*Assignment*
What you return should be every line below, word for word, and none of the images.

Stored data:
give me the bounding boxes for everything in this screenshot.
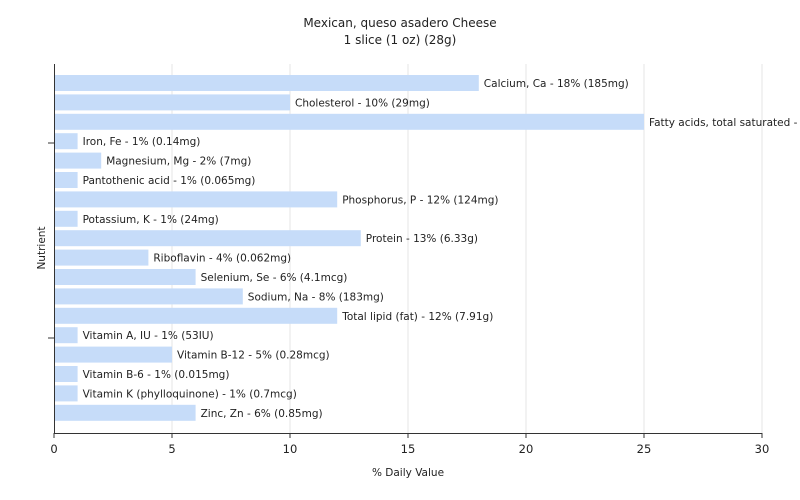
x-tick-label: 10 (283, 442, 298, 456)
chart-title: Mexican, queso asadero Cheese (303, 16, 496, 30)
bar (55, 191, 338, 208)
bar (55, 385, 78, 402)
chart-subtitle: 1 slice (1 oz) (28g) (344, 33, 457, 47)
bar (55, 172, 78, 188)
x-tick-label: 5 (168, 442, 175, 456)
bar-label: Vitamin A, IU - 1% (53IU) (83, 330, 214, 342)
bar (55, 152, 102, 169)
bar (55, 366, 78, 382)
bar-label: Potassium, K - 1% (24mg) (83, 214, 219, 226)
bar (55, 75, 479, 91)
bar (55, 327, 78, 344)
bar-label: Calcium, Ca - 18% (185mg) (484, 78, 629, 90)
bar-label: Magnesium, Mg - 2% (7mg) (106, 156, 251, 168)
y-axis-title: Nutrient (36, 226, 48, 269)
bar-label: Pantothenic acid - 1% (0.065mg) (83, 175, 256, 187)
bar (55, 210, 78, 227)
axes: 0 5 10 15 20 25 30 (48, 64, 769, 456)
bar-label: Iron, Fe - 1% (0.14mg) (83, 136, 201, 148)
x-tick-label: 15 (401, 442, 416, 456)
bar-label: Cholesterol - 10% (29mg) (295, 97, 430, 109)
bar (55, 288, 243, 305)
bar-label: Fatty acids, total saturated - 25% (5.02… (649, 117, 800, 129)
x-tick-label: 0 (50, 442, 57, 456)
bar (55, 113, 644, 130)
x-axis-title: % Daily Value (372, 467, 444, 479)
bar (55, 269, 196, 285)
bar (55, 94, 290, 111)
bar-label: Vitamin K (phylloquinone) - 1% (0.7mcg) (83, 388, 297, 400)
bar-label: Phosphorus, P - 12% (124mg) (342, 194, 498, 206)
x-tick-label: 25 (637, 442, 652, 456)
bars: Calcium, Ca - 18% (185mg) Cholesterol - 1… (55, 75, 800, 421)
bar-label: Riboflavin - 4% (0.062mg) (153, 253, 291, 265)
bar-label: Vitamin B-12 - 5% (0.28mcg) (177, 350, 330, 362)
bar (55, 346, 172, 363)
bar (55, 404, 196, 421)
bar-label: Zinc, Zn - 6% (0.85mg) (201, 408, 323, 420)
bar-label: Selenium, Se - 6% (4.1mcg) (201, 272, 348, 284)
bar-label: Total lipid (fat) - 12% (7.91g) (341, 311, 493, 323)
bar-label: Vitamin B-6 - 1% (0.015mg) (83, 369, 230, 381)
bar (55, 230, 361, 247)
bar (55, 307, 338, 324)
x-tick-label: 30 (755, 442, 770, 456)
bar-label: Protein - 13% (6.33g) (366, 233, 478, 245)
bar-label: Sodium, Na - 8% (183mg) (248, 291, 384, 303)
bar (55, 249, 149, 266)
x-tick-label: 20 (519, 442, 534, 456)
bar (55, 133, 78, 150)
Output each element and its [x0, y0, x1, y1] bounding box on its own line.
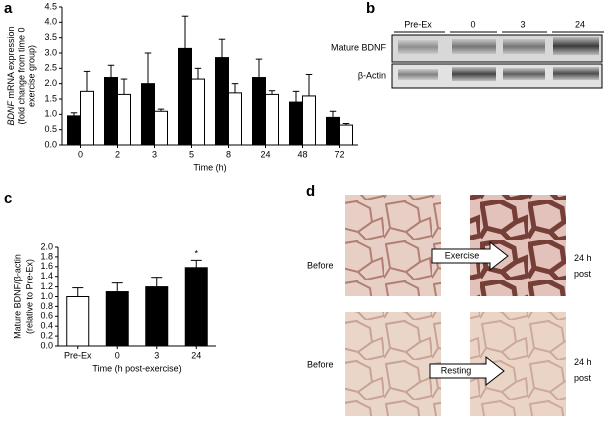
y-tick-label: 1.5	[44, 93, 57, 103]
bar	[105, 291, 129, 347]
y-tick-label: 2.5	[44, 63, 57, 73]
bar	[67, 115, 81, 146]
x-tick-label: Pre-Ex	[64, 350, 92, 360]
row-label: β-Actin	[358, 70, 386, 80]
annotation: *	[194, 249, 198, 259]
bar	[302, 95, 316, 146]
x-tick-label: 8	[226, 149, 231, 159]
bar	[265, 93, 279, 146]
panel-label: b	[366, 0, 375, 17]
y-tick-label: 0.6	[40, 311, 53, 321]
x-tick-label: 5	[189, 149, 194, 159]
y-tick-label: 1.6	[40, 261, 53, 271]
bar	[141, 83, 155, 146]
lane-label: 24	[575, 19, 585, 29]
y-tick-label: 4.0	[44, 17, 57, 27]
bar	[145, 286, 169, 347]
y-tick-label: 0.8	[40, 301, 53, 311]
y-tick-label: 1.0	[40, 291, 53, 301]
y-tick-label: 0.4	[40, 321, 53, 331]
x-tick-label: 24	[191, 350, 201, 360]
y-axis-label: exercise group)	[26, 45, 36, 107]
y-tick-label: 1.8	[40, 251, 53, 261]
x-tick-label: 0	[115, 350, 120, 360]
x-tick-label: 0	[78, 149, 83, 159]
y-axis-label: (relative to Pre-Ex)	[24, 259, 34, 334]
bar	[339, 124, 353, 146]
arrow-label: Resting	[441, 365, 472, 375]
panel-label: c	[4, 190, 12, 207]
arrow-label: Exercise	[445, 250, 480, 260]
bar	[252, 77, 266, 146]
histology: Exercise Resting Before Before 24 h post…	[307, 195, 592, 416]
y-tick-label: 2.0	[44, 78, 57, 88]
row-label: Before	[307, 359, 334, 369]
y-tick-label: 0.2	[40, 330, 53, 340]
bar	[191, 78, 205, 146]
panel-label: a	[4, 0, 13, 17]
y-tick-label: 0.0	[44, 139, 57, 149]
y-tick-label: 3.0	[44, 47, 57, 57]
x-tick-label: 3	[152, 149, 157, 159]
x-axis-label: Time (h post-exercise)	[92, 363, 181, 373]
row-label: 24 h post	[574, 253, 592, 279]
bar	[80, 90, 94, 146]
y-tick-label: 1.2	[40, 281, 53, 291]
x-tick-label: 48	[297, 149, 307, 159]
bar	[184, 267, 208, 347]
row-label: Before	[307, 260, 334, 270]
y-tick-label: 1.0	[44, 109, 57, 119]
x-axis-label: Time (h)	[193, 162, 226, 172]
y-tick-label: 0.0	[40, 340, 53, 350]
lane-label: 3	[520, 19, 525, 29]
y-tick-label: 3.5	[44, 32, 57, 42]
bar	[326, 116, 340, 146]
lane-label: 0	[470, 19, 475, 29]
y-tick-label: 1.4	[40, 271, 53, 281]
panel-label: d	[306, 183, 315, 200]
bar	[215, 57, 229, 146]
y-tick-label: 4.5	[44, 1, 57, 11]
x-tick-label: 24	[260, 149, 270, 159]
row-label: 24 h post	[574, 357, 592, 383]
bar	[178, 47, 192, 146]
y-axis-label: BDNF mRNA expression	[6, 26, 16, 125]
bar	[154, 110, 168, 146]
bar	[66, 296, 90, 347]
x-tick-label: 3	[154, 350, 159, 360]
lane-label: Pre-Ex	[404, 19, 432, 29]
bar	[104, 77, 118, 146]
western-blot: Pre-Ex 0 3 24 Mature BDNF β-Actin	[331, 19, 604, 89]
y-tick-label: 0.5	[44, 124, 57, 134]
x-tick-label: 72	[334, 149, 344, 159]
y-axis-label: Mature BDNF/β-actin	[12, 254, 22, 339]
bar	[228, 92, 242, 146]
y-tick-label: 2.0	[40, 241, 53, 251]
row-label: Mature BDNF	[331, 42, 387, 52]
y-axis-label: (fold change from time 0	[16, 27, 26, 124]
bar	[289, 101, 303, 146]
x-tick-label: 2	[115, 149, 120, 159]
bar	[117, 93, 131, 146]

*Solution to this exercise*
give me the bounding boxes for everything in this screenshot.
x-tick-label: 10 (283, 442, 298, 456)
chart-title: Mexican, queso asadero Cheese (303, 16, 496, 30)
bar (55, 191, 338, 208)
bar (55, 385, 78, 402)
chart-subtitle: 1 slice (1 oz) (28g) (344, 33, 457, 47)
bar (55, 172, 78, 188)
x-tick-label: 5 (168, 442, 175, 456)
bar-label: Vitamin A, IU - 1% (53IU) (83, 330, 214, 342)
bar (55, 152, 102, 169)
bar (55, 366, 78, 382)
bar-label: Potassium, K - 1% (24mg) (83, 214, 219, 226)
bar (55, 75, 479, 91)
bar (55, 327, 78, 344)
bar-label: Calcium, Ca - 18% (185mg) (484, 78, 629, 90)
bar-label: Magnesium, Mg - 2% (7mg) (106, 156, 251, 168)
y-axis-title: Nutrient (36, 226, 48, 269)
bar-label: Pantothenic acid - 1% (0.065mg) (83, 175, 256, 187)
bar (55, 210, 78, 227)
axes: 0 5 10 15 20 25 30 (48, 64, 769, 456)
bar-label: Iron, Fe - 1% (0.14mg) (83, 136, 201, 148)
x-tick-label: 15 (401, 442, 416, 456)
bar-label: Cholesterol - 10% (29mg) (295, 97, 430, 109)
bar (55, 288, 243, 305)
bar-label: Fatty acids, total saturated - 25% (5.02… (649, 117, 800, 129)
x-tick-label: 0 (50, 442, 57, 456)
bar (55, 113, 644, 130)
x-axis-title: % Daily Value (372, 467, 444, 479)
bar (55, 269, 196, 285)
bar (55, 94, 290, 111)
bar-label: Vitamin K (phylloquinone) - 1% (0.7mcg) (83, 388, 297, 400)
bar-label: Phosphorus, P - 12% (124mg) (342, 194, 498, 206)
x-tick-label: 25 (637, 442, 652, 456)
bars: Calcium, Ca - 18% (185mg) Cholesterol - 1… (55, 75, 800, 421)
bar-label: Riboflavin - 4% (0.062mg) (153, 253, 291, 265)
bar-label: Vitamin B-12 - 5% (0.28mcg) (177, 350, 330, 362)
bar (55, 346, 172, 363)
bar (55, 404, 196, 421)
bar-label: Zinc, Zn - 6% (0.85mg) (201, 408, 323, 420)
bar-label: Selenium, Se - 6% (4.1mcg) (201, 272, 348, 284)
bar-label: Total lipid (fat) - 12% (7.91g) (341, 311, 493, 323)
bar-label: Vitamin B-6 - 1% (0.015mg) (83, 369, 230, 381)
bar (55, 230, 361, 247)
bar (55, 307, 338, 324)
x-tick-label: 30 (755, 442, 770, 456)
bar-label: Protein - 13% (6.33g) (366, 233, 478, 245)
bar-label: Sodium, Na - 8% (183mg) (248, 291, 384, 303)
bar (55, 249, 149, 266)
x-tick-label: 20 (519, 442, 534, 456)
bar (55, 133, 78, 150)
Output each element and its [x0, y0, x1, y1] bounding box on its own line.
y-tick-label: 1.5	[44, 93, 57, 103]
bar	[105, 291, 129, 347]
y-tick-label: 2.5	[44, 63, 57, 73]
bar	[67, 115, 81, 146]
x-tick-label: Pre-Ex	[64, 350, 92, 360]
row-label: β-Actin	[358, 70, 386, 80]
annotation: *	[194, 249, 198, 259]
bar	[302, 95, 316, 146]
x-tick-label: 8	[226, 149, 231, 159]
bar	[265, 93, 279, 146]
panel-label: b	[366, 0, 375, 17]
y-tick-label: 0.6	[40, 311, 53, 321]
x-tick-label: 5	[189, 149, 194, 159]
y-tick-label: 1.6	[40, 261, 53, 271]
bar	[141, 83, 155, 146]
lane-label: 24	[575, 19, 585, 29]
y-tick-label: 4.0	[44, 17, 57, 27]
bar	[145, 286, 169, 347]
y-tick-label: 0.8	[40, 301, 53, 311]
y-tick-label: 1.0	[40, 291, 53, 301]
y-tick-label: 0.4	[40, 321, 53, 331]
x-tick-label: 24	[191, 350, 201, 360]
y-axis-label: exercise group)	[26, 45, 36, 107]
y-tick-label: 1.8	[40, 251, 53, 261]
x-tick-label: 0	[115, 350, 120, 360]
x-tick-label: 0	[78, 149, 83, 159]
y-axis-label: (relative to Pre-Ex)	[24, 259, 34, 334]
bar	[339, 124, 353, 146]
arrow-label: Resting	[441, 365, 472, 375]
panel-label: c	[4, 190, 12, 207]
arrow-label: Exercise	[445, 250, 480, 260]
bar	[252, 77, 266, 146]
histology: Exercise Resting Before Before 24 h post…	[307, 195, 592, 416]
y-tick-label: 2.0	[44, 78, 57, 88]
row-label: Before	[307, 359, 334, 369]
y-tick-label: 0.2	[40, 330, 53, 340]
bar	[191, 78, 205, 146]
panel-label: a	[4, 0, 13, 17]
y-tick-label: 0.0	[44, 139, 57, 149]
y-tick-label: 3.0	[44, 47, 57, 57]
x-tick-label: 3	[152, 149, 157, 159]
x-axis-label: Time (h post-exercise)	[92, 363, 181, 373]
row-label: 24 h post	[574, 253, 592, 279]
bar	[80, 90, 94, 146]
y-tick-label: 1.2	[40, 281, 53, 291]
x-tick-label: 48	[297, 149, 307, 159]
bar	[184, 267, 208, 347]
row-label: Before	[307, 260, 334, 270]
y-tick-label: 1.0	[44, 109, 57, 119]
x-axis-label: Time (h)	[193, 162, 226, 172]
y-tick-label: 0.0	[40, 340, 53, 350]
lane-label: 3	[520, 19, 525, 29]
y-tick-label: 3.5	[44, 32, 57, 42]
bar	[326, 116, 340, 146]
lane-label: 0	[470, 19, 475, 29]
y-tick-label: 1.4	[40, 271, 53, 281]
panel-label: d	[306, 183, 315, 200]
bar	[215, 57, 229, 146]
y-tick-label: 4.5	[44, 1, 57, 11]
x-tick-label: 24	[260, 149, 270, 159]
row-label: 24 h post	[574, 357, 592, 383]
bar	[178, 47, 192, 146]
y-axis-label: BDNF mRNA expression	[6, 26, 16, 125]
bar	[154, 110, 168, 146]
bar	[66, 296, 90, 347]
x-tick-label: 3	[154, 350, 159, 360]
lane-label: Pre-Ex	[404, 19, 432, 29]
bar	[104, 77, 118, 146]
western-blot: Pre-Ex 0 3 24 Mature BDNF β-Actin	[331, 19, 604, 89]
y-tick-label: 0.5	[44, 124, 57, 134]
x-tick-label: 72	[334, 149, 344, 159]
y-axis-label: Mature BDNF/β-actin	[12, 254, 22, 339]
bar	[228, 92, 242, 146]
y-tick-label: 2.0	[40, 241, 53, 251]
row-label: Mature BDNF	[331, 42, 387, 52]
y-axis-label: (fold change from time 0	[16, 27, 26, 124]
bar	[289, 101, 303, 146]
x-tick-label: 2	[115, 149, 120, 159]
bar	[117, 93, 131, 146]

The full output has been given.